[WRITTEN EXERCISE] Which lines in the records below contain the word "ylabel"? Copy each one out.

[MATERIAL FOR THIS TASK]
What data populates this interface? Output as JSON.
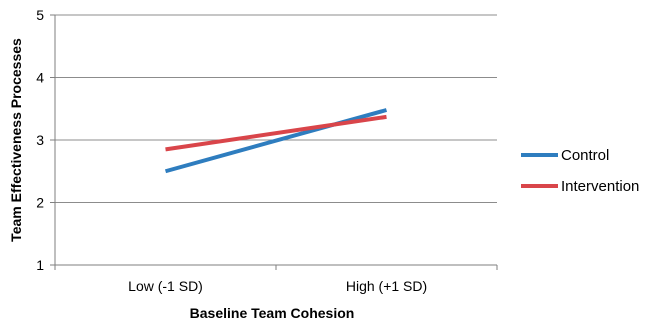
{
  "chart_data": {
    "type": "line",
    "categories": [
      "Low (-1 SD)",
      "High (+1 SD)"
    ],
    "series": [
      {
        "name": "Control",
        "values": [
          2.5,
          3.48
        ],
        "color": "#2e7dbf"
      },
      {
        "name": "Intervention",
        "values": [
          2.85,
          3.37
        ],
        "color": "#d9454a"
      }
    ],
    "xlabel": "Baseline Team Cohesion",
    "ylabel": "Team Effectiveness Processes",
    "ylim": [
      1,
      5
    ],
    "yticks": [
      "1",
      "2",
      "3",
      "4",
      "5"
    ],
    "grid": true,
    "legend_position": "right"
  }
}
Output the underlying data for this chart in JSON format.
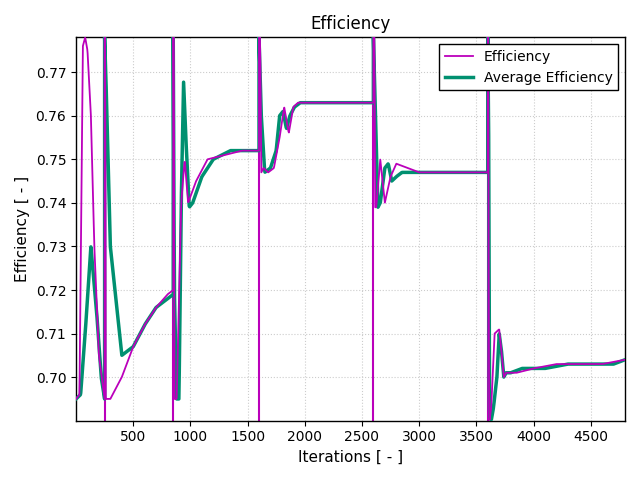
{
  "title": "Efficiency",
  "xlabel": "Iterations [ - ]",
  "ylabel": "Efficiency [ - ]",
  "xlim": [
    0,
    4800
  ],
  "ylim": [
    0.69,
    0.778
  ],
  "yticks": [
    0.7,
    0.71,
    0.72,
    0.73,
    0.74,
    0.75,
    0.76,
    0.77
  ],
  "xticks": [
    500,
    1000,
    1500,
    2000,
    2500,
    3000,
    3500,
    4000,
    4500
  ],
  "efficiency_color": "#bb00bb",
  "avg_efficiency_color": "#009070",
  "efficiency_linewidth": 1.3,
  "avg_efficiency_linewidth": 2.5,
  "vline_color": "#bb00bb",
  "vline_linewidth": 1.5,
  "vline_positions": [
    250,
    850,
    1600,
    2600,
    3600
  ],
  "grid_color": "#cccccc",
  "grid_linestyle": ":",
  "background_color": "#ffffff",
  "legend_entries": [
    "Efficiency",
    "Average Efficiency"
  ],
  "title_fontsize": 12,
  "axis_label_fontsize": 11,
  "tick_fontsize": 10,
  "legend_fontsize": 10
}
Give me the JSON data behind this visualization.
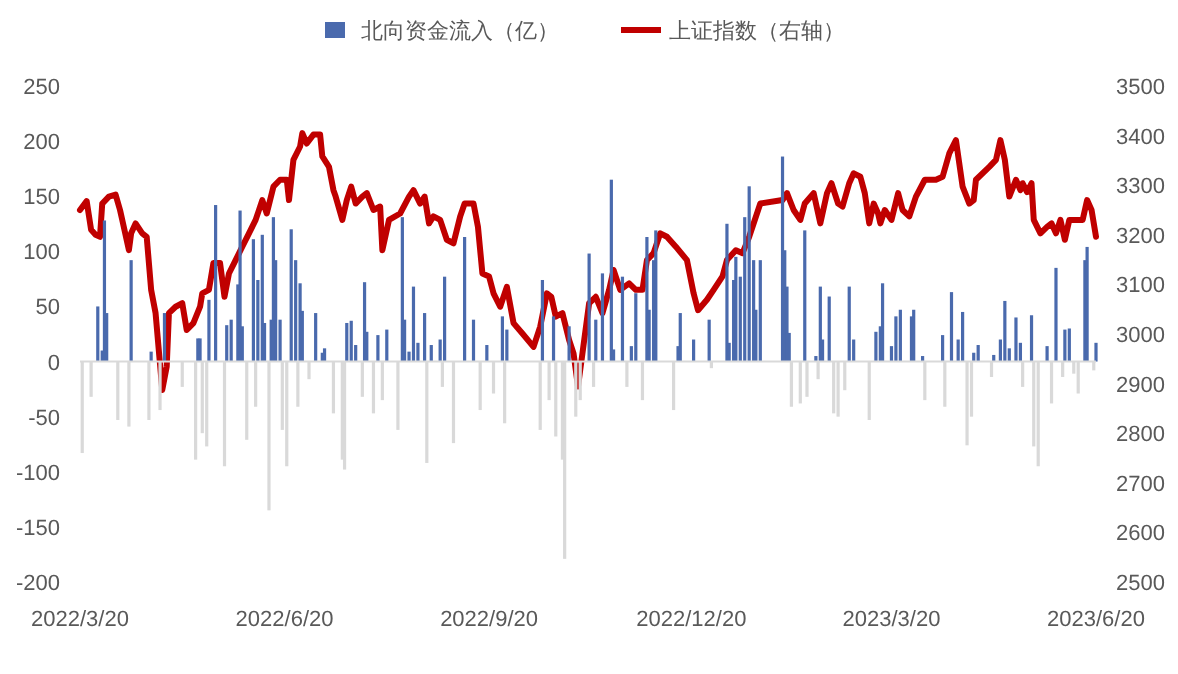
{
  "chart_data": {
    "type": "bar",
    "legend": "top",
    "xlim": [
      "2022-03-20",
      "2023-06-20"
    ],
    "xticks": [
      {
        "value": "2022-03-20",
        "label": "2022/3/20"
      },
      {
        "value": "2022-06-20",
        "label": "2022/6/20"
      },
      {
        "value": "2022-09-20",
        "label": "2022/9/20"
      },
      {
        "value": "2022-12-20",
        "label": "2022/12/20"
      },
      {
        "value": "2023-03-20",
        "label": "2023/3/20"
      },
      {
        "value": "2023-06-20",
        "label": "2023/6/20"
      }
    ],
    "ylim": [
      -200,
      250
    ],
    "yticks": [
      -200,
      -150,
      -100,
      -50,
      0,
      50,
      100,
      150,
      200,
      250
    ],
    "y2lim": [
      2500,
      3500
    ],
    "y2ticks": [
      2500,
      2600,
      2700,
      2800,
      2900,
      3000,
      3100,
      3200,
      3300,
      3400,
      3500
    ],
    "series": [
      {
        "name": "北向资金流入（亿）",
        "type": "bar",
        "color": "#4a6aad",
        "x": [
          "2022-03-21",
          "2022-03-25",
          "2022-03-28",
          "2022-03-30",
          "2022-03-31",
          "2022-04-01",
          "2022-04-06",
          "2022-04-11",
          "2022-04-12",
          "2022-04-20",
          "2022-04-21",
          "2022-04-25",
          "2022-04-27",
          "2022-05-05",
          "2022-05-11",
          "2022-05-12",
          "2022-05-13",
          "2022-05-14",
          "2022-05-16",
          "2022-05-17",
          "2022-05-20",
          "2022-05-24",
          "2022-05-25",
          "2022-05-27",
          "2022-05-30",
          "2022-05-31",
          "2022-06-01",
          "2022-06-03",
          "2022-06-06",
          "2022-06-07",
          "2022-06-08",
          "2022-06-10",
          "2022-06-11",
          "2022-06-13",
          "2022-06-14",
          "2022-06-15",
          "2022-06-16",
          "2022-06-18",
          "2022-06-19",
          "2022-06-21",
          "2022-06-23",
          "2022-06-25",
          "2022-06-26",
          "2022-06-27",
          "2022-06-28",
          "2022-07-01",
          "2022-07-04",
          "2022-07-07",
          "2022-07-08",
          "2022-07-12",
          "2022-07-16",
          "2022-07-17",
          "2022-07-18",
          "2022-07-20",
          "2022-07-22",
          "2022-07-25",
          "2022-07-26",
          "2022-07-27",
          "2022-07-30",
          "2022-08-01",
          "2022-08-03",
          "2022-08-05",
          "2022-08-10",
          "2022-08-12",
          "2022-08-13",
          "2022-08-15",
          "2022-08-17",
          "2022-08-19",
          "2022-08-22",
          "2022-08-23",
          "2022-08-25",
          "2022-08-29",
          "2022-08-30",
          "2022-08-31",
          "2022-09-04",
          "2022-09-09",
          "2022-09-13",
          "2022-09-16",
          "2022-09-19",
          "2022-09-22",
          "2022-09-26",
          "2022-09-27",
          "2022-09-28",
          "2022-10-13",
          "2022-10-14",
          "2022-10-17",
          "2022-10-19",
          "2022-10-20",
          "2022-10-23",
          "2022-10-24",
          "2022-10-26",
          "2022-10-29",
          "2022-10-31",
          "2022-11-04",
          "2022-11-06",
          "2022-11-07",
          "2022-11-10",
          "2022-11-14",
          "2022-11-15",
          "2022-11-19",
          "2022-11-21",
          "2022-11-23",
          "2022-11-25",
          "2022-11-28",
          "2022-11-30",
          "2022-12-01",
          "2022-12-03",
          "2022-12-04",
          "2022-12-12",
          "2022-12-14",
          "2022-12-15",
          "2022-12-21",
          "2022-12-28",
          "2022-12-29",
          "2023-01-05",
          "2023-01-06",
          "2023-01-08",
          "2023-01-09",
          "2023-01-11",
          "2023-01-13",
          "2023-01-15",
          "2023-01-17",
          "2023-01-18",
          "2023-01-20",
          "2023-01-30",
          "2023-01-31",
          "2023-02-01",
          "2023-02-02",
          "2023-02-03",
          "2023-02-07",
          "2023-02-09",
          "2023-02-10",
          "2023-02-14",
          "2023-02-15",
          "2023-02-16",
          "2023-02-17",
          "2023-02-20",
          "2023-02-22",
          "2023-02-24",
          "2023-02-27",
          "2023-03-01",
          "2023-03-03",
          "2023-03-10",
          "2023-03-13",
          "2023-03-15",
          "2023-03-16",
          "2023-03-20",
          "2023-03-22",
          "2023-03-24",
          "2023-03-29",
          "2023-03-30",
          "2023-04-03",
          "2023-04-04",
          "2023-04-12",
          "2023-04-13",
          "2023-04-16",
          "2023-04-19",
          "2023-04-21",
          "2023-04-23",
          "2023-04-25",
          "2023-04-26",
          "2023-04-28",
          "2023-05-04",
          "2023-05-05",
          "2023-05-08",
          "2023-05-10",
          "2023-05-12",
          "2023-05-15",
          "2023-05-17",
          "2023-05-18",
          "2023-05-22",
          "2023-05-23",
          "2023-05-25",
          "2023-05-29",
          "2023-05-31",
          "2023-06-02",
          "2023-06-05",
          "2023-06-06",
          "2023-06-08",
          "2023-06-10",
          "2023-06-12",
          "2023-06-15",
          "2023-06-16",
          "2023-06-19",
          "2023-06-20"
        ],
        "values": [
          -83,
          -32,
          50,
          10,
          128,
          44,
          -53,
          -59,
          92,
          -53,
          9,
          -44,
          44,
          -23,
          -89,
          21,
          21,
          -65,
          -77,
          56,
          142,
          -95,
          33,
          38,
          70,
          137,
          32,
          -71,
          111,
          -41,
          74,
          115,
          35,
          -135,
          38,
          131,
          92,
          38,
          -62,
          -95,
          120,
          92,
          -41,
          71,
          46,
          -16,
          44,
          8,
          12,
          -47,
          -89,
          -98,
          35,
          37,
          15,
          -32,
          72,
          27,
          -47,
          24,
          -35,
          29,
          -62,
          131,
          38,
          9,
          68,
          17,
          44,
          -92,
          15,
          20,
          -23,
          77,
          -74,
          113,
          38,
          -44,
          15,
          -29,
          41,
          -56,
          29,
          -62,
          74,
          -35,
          41,
          -68,
          -89,
          -179,
          32,
          -50,
          -35,
          98,
          -23,
          38,
          80,
          165,
          11,
          77,
          -23,
          14,
          62,
          -35,
          113,
          47,
          92,
          119,
          -44,
          14,
          44,
          20,
          38,
          -6,
          125,
          17,
          74,
          95,
          77,
          131,
          159,
          92,
          47,
          92,
          186,
          101,
          68,
          26,
          -41,
          -38,
          119,
          -32,
          5,
          -16,
          68,
          20,
          59,
          -47,
          -50,
          -26,
          68,
          20,
          -53,
          27,
          32,
          71,
          14,
          41,
          47,
          41,
          47,
          5,
          -35,
          24,
          -41,
          63,
          20,
          45,
          -76,
          -50,
          8,
          15,
          -14,
          6,
          20,
          55,
          12,
          40,
          17,
          -23,
          42,
          -77,
          -95,
          14,
          -38,
          85,
          -14,
          29,
          30,
          -11,
          -29,
          92,
          104,
          -8,
          17
        ],
        "colors": [
          "#d9d9d9",
          "#d9d9d9",
          "#4a6aad",
          "#4a6aad",
          "#4a6aad",
          "#4a6aad",
          "#d9d9d9",
          "#d9d9d9",
          "#4a6aad",
          "#d9d9d9",
          "#4a6aad",
          "#d9d9d9",
          "#4a6aad",
          "#d9d9d9",
          "#d9d9d9",
          "#4a6aad",
          "#4a6aad",
          "#d9d9d9",
          "#d9d9d9",
          "#4a6aad",
          "#4a6aad",
          "#d9d9d9",
          "#4a6aad",
          "#4a6aad",
          "#4a6aad",
          "#4a6aad",
          "#4a6aad",
          "#d9d9d9",
          "#4a6aad",
          "#d9d9d9",
          "#4a6aad",
          "#4a6aad",
          "#4a6aad",
          "#d9d9d9",
          "#4a6aad",
          "#4a6aad",
          "#4a6aad",
          "#4a6aad",
          "#d9d9d9",
          "#d9d9d9",
          "#4a6aad",
          "#4a6aad",
          "#d9d9d9",
          "#4a6aad",
          "#4a6aad",
          "#d9d9d9",
          "#4a6aad",
          "#4a6aad",
          "#4a6aad",
          "#d9d9d9",
          "#d9d9d9",
          "#d9d9d9",
          "#4a6aad",
          "#4a6aad",
          "#4a6aad",
          "#d9d9d9",
          "#4a6aad",
          "#4a6aad",
          "#d9d9d9",
          "#4a6aad",
          "#d9d9d9",
          "#4a6aad",
          "#d9d9d9",
          "#4a6aad",
          "#4a6aad",
          "#4a6aad",
          "#4a6aad",
          "#4a6aad",
          "#4a6aad",
          "#d9d9d9",
          "#4a6aad",
          "#4a6aad",
          "#d9d9d9",
          "#4a6aad",
          "#d9d9d9",
          "#4a6aad",
          "#4a6aad",
          "#d9d9d9",
          "#4a6aad",
          "#d9d9d9",
          "#4a6aad",
          "#d9d9d9",
          "#4a6aad",
          "#d9d9d9",
          "#4a6aad",
          "#d9d9d9",
          "#4a6aad",
          "#d9d9d9",
          "#d9d9d9",
          "#d9d9d9",
          "#4a6aad",
          "#d9d9d9",
          "#d9d9d9",
          "#4a6aad",
          "#d9d9d9",
          "#4a6aad",
          "#4a6aad",
          "#4a6aad",
          "#4a6aad",
          "#4a6aad",
          "#d9d9d9",
          "#4a6aad",
          "#4a6aad",
          "#d9d9d9",
          "#4a6aad",
          "#4a6aad",
          "#4a6aad",
          "#4a6aad",
          "#d9d9d9",
          "#4a6aad",
          "#4a6aad",
          "#4a6aad",
          "#4a6aad",
          "#d9d9d9",
          "#4a6aad",
          "#4a6aad",
          "#4a6aad",
          "#4a6aad",
          "#4a6aad",
          "#4a6aad",
          "#4a6aad",
          "#4a6aad",
          "#4a6aad",
          "#4a6aad",
          "#4a6aad",
          "#4a6aad",
          "#4a6aad",
          "#4a6aad",
          "#d9d9d9",
          "#d9d9d9",
          "#4a6aad",
          "#d9d9d9",
          "#4a6aad",
          "#d9d9d9",
          "#4a6aad",
          "#4a6aad",
          "#4a6aad",
          "#d9d9d9",
          "#d9d9d9",
          "#d9d9d9",
          "#4a6aad",
          "#4a6aad",
          "#d9d9d9",
          "#4a6aad",
          "#4a6aad",
          "#4a6aad",
          "#4a6aad",
          "#4a6aad",
          "#4a6aad",
          "#4a6aad",
          "#4a6aad",
          "#4a6aad",
          "#d9d9d9",
          "#4a6aad",
          "#d9d9d9",
          "#4a6aad",
          "#4a6aad",
          "#4a6aad",
          "#d9d9d9",
          "#d9d9d9",
          "#4a6aad",
          "#4a6aad",
          "#d9d9d9",
          "#4a6aad",
          "#4a6aad",
          "#4a6aad",
          "#4a6aad",
          "#4a6aad",
          "#4a6aad",
          "#d9d9d9",
          "#4a6aad",
          "#d9d9d9",
          "#d9d9d9",
          "#4a6aad",
          "#d9d9d9",
          "#4a6aad",
          "#d9d9d9",
          "#4a6aad",
          "#4a6aad",
          "#d9d9d9",
          "#d9d9d9",
          "#4a6aad",
          "#4a6aad",
          "#d9d9d9",
          "#4a6aad"
        ]
      },
      {
        "name": "上证指数（右轴）",
        "type": "line",
        "axis": "y2",
        "color": "#c00000",
        "x": [
          "2022-03-20",
          "2022-03-23",
          "2022-03-25",
          "2022-03-27",
          "2022-03-29",
          "2022-03-30",
          "2022-04-02",
          "2022-04-05",
          "2022-04-07",
          "2022-04-08",
          "2022-04-11",
          "2022-04-12",
          "2022-04-14",
          "2022-04-17",
          "2022-04-19",
          "2022-04-21",
          "2022-04-23",
          "2022-04-26",
          "2022-04-28",
          "2022-04-29",
          "2022-05-02",
          "2022-05-05",
          "2022-05-07",
          "2022-05-10",
          "2022-05-13",
          "2022-05-14",
          "2022-05-17",
          "2022-05-19",
          "2022-05-22",
          "2022-05-24",
          "2022-05-26",
          "2022-05-29",
          "2022-06-01",
          "2022-06-04",
          "2022-06-07",
          "2022-06-10",
          "2022-06-12",
          "2022-06-15",
          "2022-06-18",
          "2022-06-21",
          "2022-06-22",
          "2022-06-24",
          "2022-06-27",
          "2022-06-28",
          "2022-06-30",
          "2022-07-03",
          "2022-07-06",
          "2022-07-07",
          "2022-07-10",
          "2022-07-12",
          "2022-07-13",
          "2022-07-16",
          "2022-07-18",
          "2022-07-20",
          "2022-07-22",
          "2022-07-25",
          "2022-07-27",
          "2022-07-30",
          "2022-08-02",
          "2022-08-03",
          "2022-08-06",
          "2022-08-11",
          "2022-08-15",
          "2022-08-17",
          "2022-08-20",
          "2022-08-22",
          "2022-08-24",
          "2022-08-26",
          "2022-08-29",
          "2022-09-01",
          "2022-09-04",
          "2022-09-07",
          "2022-09-09",
          "2022-09-13",
          "2022-09-15",
          "2022-09-17",
          "2022-09-20",
          "2022-09-22",
          "2022-09-25",
          "2022-09-28",
          "2022-10-01",
          "2022-10-05",
          "2022-10-10",
          "2022-10-13",
          "2022-10-16",
          "2022-10-18",
          "2022-10-20",
          "2022-10-23",
          "2022-10-26",
          "2022-10-28",
          "2022-10-30",
          "2022-11-01",
          "2022-11-04",
          "2022-11-07",
          "2022-11-10",
          "2022-11-13",
          "2022-11-15",
          "2022-11-18",
          "2022-11-22",
          "2022-11-25",
          "2022-11-28",
          "2022-11-30",
          "2022-12-03",
          "2022-12-06",
          "2022-12-09",
          "2022-12-13",
          "2022-12-18",
          "2022-12-21",
          "2022-12-23",
          "2022-12-27",
          "2022-12-30",
          "2023-01-03",
          "2023-01-05",
          "2023-01-09",
          "2023-01-12",
          "2023-01-15",
          "2023-01-20",
          "2023-01-30",
          "2023-02-01",
          "2023-02-04",
          "2023-02-07",
          "2023-02-09",
          "2023-02-13",
          "2023-02-16",
          "2023-02-19",
          "2023-02-21",
          "2023-02-24",
          "2023-02-26",
          "2023-03-01",
          "2023-03-03",
          "2023-03-06",
          "2023-03-08",
          "2023-03-10",
          "2023-03-12",
          "2023-03-14",
          "2023-03-15",
          "2023-03-17",
          "2023-03-20",
          "2023-03-23",
          "2023-03-25",
          "2023-03-28",
          "2023-03-31",
          "2023-04-04",
          "2023-04-09",
          "2023-04-12",
          "2023-04-15",
          "2023-04-18",
          "2023-04-21",
          "2023-04-24",
          "2023-04-26",
          "2023-04-27",
          "2023-05-03",
          "2023-05-06",
          "2023-05-08",
          "2023-05-10",
          "2023-05-12",
          "2023-05-15",
          "2023-05-17",
          "2023-05-18",
          "2023-05-20",
          "2023-05-22",
          "2023-05-23",
          "2023-05-26",
          "2023-05-29",
          "2023-05-31",
          "2023-06-02",
          "2023-06-04",
          "2023-06-06",
          "2023-06-08",
          "2023-06-14",
          "2023-06-16",
          "2023-06-18",
          "2023-06-20"
        ],
        "values": [
          3250,
          3268,
          3210,
          3200,
          3196,
          3263,
          3277,
          3281,
          3250,
          3230,
          3169,
          3203,
          3223,
          3203,
          3196,
          3089,
          3042,
          2887,
          2934,
          3042,
          3055,
          3062,
          3008,
          3022,
          3055,
          3082,
          3089,
          3143,
          3143,
          3075,
          3122,
          3149,
          3176,
          3203,
          3230,
          3270,
          3243,
          3297,
          3311,
          3311,
          3270,
          3351,
          3378,
          3405,
          3384,
          3402,
          3402,
          3358,
          3337,
          3290,
          3277,
          3230,
          3270,
          3297,
          3263,
          3277,
          3284,
          3250,
          3257,
          3169,
          3230,
          3243,
          3277,
          3290,
          3263,
          3277,
          3223,
          3237,
          3230,
          3190,
          3183,
          3237,
          3263,
          3263,
          3216,
          3122,
          3116,
          3082,
          3055,
          3095,
          3022,
          3001,
          2974,
          3015,
          3082,
          3075,
          3035,
          3042,
          2988,
          2961,
          2894,
          2961,
          3062,
          3075,
          3042,
          3089,
          3129,
          3089,
          3102,
          3089,
          3089,
          3149,
          3163,
          3203,
          3196,
          3176,
          3149,
          3082,
          3048,
          3069,
          3089,
          3116,
          3149,
          3169,
          3163,
          3196,
          3263,
          3270,
          3284,
          3250,
          3230,
          3263,
          3284,
          3223,
          3284,
          3304,
          3263,
          3257,
          3304,
          3324,
          3317,
          3284,
          3223,
          3263,
          3243,
          3223,
          3250,
          3230,
          3284,
          3250,
          3237,
          3277,
          3311,
          3311,
          3317,
          3364,
          3391,
          3297,
          3263,
          3270,
          3311,
          3337,
          3351,
          3391,
          3351,
          3277,
          3311,
          3290,
          3304,
          3286,
          3304,
          3230,
          3203,
          3216,
          3223,
          3203,
          3230,
          3190,
          3230,
          3230,
          3270,
          3250,
          3196
        ]
      }
    ]
  }
}
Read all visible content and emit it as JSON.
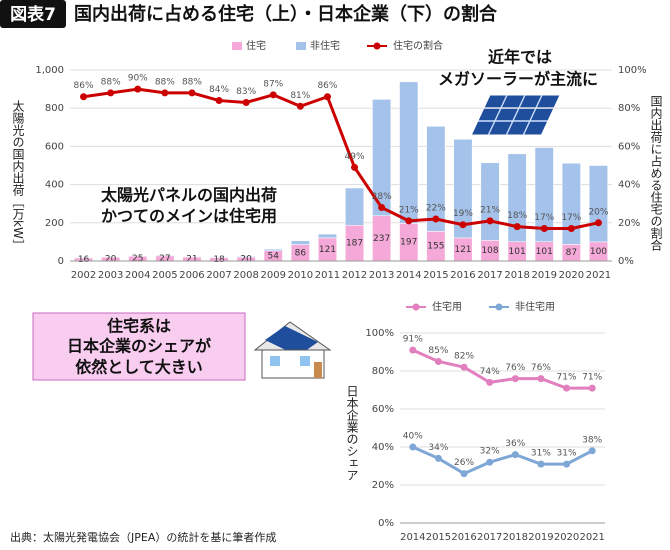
{
  "header": {
    "badge": "図表7",
    "title": "国内出荷に占める住宅（上）・日本企業（下）の割合"
  },
  "chart_data": [
    {
      "type": "bar",
      "stacked": true,
      "grid": true,
      "legend": "top",
      "y_label": "太陽光の国内出荷［万kW］",
      "y2_label": "国内出荷に占める住宅の割合",
      "categories": [
        "2002",
        "2003",
        "2004",
        "2005",
        "2006",
        "2007",
        "2008",
        "2009",
        "2010",
        "2011",
        "2012",
        "2013",
        "2014",
        "2015",
        "2016",
        "2017",
        "2018",
        "2019",
        "2020",
        "2021"
      ],
      "series": [
        {
          "name": "住宅",
          "type": "bar",
          "color": "#f4a9d8",
          "data_labels": true,
          "values": [
            16,
            20,
            25,
            27,
            21,
            18,
            20,
            54,
            86,
            121,
            187,
            237,
            197,
            155,
            121,
            108,
            101,
            101,
            87,
            100
          ]
        },
        {
          "name": "非住宅",
          "type": "bar",
          "color": "#a4c2ea",
          "values": [
            3,
            3,
            3,
            4,
            3,
            3,
            4,
            8,
            20,
            20,
            195,
            609,
            741,
            550,
            516,
            406,
            460,
            493,
            425,
            400
          ]
        },
        {
          "name": "住宅の割合",
          "type": "line",
          "axis": "y2",
          "color": "#cc0000",
          "data_labels": true,
          "values": [
            86,
            88,
            90,
            88,
            88,
            84,
            83,
            87,
            81,
            86,
            49,
            28,
            21,
            22,
            19,
            21,
            18,
            17,
            17,
            20
          ],
          "value_labels": [
            "86%",
            "88%",
            "90%",
            "88%",
            "88%",
            "84%",
            "83%",
            "87%",
            "81%",
            "86%",
            "49%",
            "28%",
            "21%",
            "22%",
            "19%",
            "21%",
            "18%",
            "17%",
            "17%",
            "20%"
          ]
        }
      ],
      "ylim": [
        0,
        1000
      ],
      "yticks": [
        0,
        200,
        400,
        600,
        800,
        {
          "value": 1000,
          "label": "1,000"
        }
      ],
      "y2lim": [
        0,
        100
      ],
      "y2ticks": [
        {
          "value": 0,
          "label": "0%"
        },
        {
          "value": 20,
          "label": "20%"
        },
        {
          "value": 40,
          "label": "40%"
        },
        {
          "value": 60,
          "label": "60%"
        },
        {
          "value": 80,
          "label": "80%"
        },
        {
          "value": 100,
          "label": "100%"
        }
      ],
      "annotations": [
        "近年では",
        "メガソーラーが主流に",
        "太陽光パネルの国内出荷",
        "かつてのメインは住宅用"
      ]
    },
    {
      "type": "line",
      "grid": true,
      "legend": "top",
      "y_label": "日本企業のシェア",
      "categories": [
        "2014",
        "2015",
        "2016",
        "2017",
        "2018",
        "2019",
        "2020",
        "2021"
      ],
      "series": [
        {
          "name": "住宅用",
          "type": "line",
          "color": "#e27fbe",
          "data_labels": true,
          "values": [
            91,
            85,
            82,
            74,
            76,
            76,
            71,
            71
          ],
          "value_labels": [
            "91%",
            "85%",
            "82%",
            "74%",
            "76%",
            "76%",
            "71%",
            "71%"
          ]
        },
        {
          "name": "非住宅用",
          "type": "line",
          "color": "#7fa7d6",
          "data_labels": true,
          "values": [
            40,
            34,
            26,
            32,
            36,
            31,
            31,
            38
          ],
          "value_labels": [
            "40%",
            "34%",
            "26%",
            "32%",
            "36%",
            "31%",
            "31%",
            "38%"
          ]
        }
      ],
      "ylim": [
        0,
        100
      ],
      "yticks": [
        {
          "value": 0,
          "label": "0%"
        },
        {
          "value": 20,
          "label": "20%"
        },
        {
          "value": 40,
          "label": "40%"
        },
        {
          "value": 60,
          "label": "60%"
        },
        {
          "value": 80,
          "label": "80%"
        },
        {
          "value": 100,
          "label": "100%"
        }
      ],
      "annotations": [
        "住宅系は",
        "日本企業のシェアが",
        "依然として大きい"
      ]
    }
  ],
  "source": "出典：太陽光発電協会（JPEA）の統計を基に筆者作成"
}
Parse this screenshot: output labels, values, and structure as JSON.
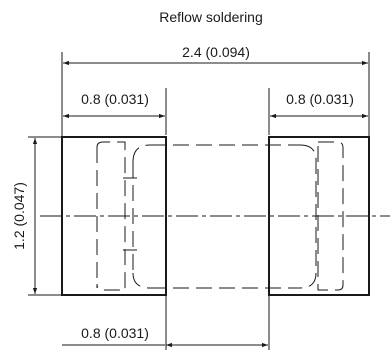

[OUTPUT BELOW]
    "ylabel": "Team Effectiveness Processes",
  "ylabel": "Efficiency [ - ]",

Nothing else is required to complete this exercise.